## Objective
Find every line in the records below that holds the word "Language", and copy it out.

================

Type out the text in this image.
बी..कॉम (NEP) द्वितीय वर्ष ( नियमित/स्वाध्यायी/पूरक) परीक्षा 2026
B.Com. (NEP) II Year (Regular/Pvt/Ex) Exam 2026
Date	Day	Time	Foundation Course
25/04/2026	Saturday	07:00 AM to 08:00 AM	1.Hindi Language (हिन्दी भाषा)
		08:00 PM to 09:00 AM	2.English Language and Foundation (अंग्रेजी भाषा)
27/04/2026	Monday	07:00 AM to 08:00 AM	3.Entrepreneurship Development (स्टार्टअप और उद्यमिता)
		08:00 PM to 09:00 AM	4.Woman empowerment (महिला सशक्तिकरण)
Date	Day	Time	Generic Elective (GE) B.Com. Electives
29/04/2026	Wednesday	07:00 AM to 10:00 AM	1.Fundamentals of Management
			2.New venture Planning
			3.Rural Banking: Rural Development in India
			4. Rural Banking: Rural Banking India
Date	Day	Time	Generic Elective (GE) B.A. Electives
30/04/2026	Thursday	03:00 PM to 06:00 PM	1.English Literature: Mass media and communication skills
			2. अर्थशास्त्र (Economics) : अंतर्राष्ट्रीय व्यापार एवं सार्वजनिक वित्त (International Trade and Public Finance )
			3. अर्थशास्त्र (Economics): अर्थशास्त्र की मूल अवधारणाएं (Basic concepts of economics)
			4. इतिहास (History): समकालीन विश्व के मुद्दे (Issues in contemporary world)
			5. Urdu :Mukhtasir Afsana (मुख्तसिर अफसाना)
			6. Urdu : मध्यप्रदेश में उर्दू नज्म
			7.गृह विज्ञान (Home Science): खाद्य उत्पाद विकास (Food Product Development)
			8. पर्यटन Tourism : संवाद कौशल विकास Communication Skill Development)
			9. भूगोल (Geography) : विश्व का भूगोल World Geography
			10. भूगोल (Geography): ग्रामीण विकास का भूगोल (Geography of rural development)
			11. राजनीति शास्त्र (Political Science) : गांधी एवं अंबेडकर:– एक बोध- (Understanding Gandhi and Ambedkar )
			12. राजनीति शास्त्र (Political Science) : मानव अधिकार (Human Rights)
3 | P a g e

================

## Solution to this task
25/04/2026	Saturday	07:00 AM to 08:00 AM	1.Hindi Language (हिन्दी भाषा)
		08:00 PM to 09:00 AM	2.English Language and Foundation (अंग्रेजी भाषा)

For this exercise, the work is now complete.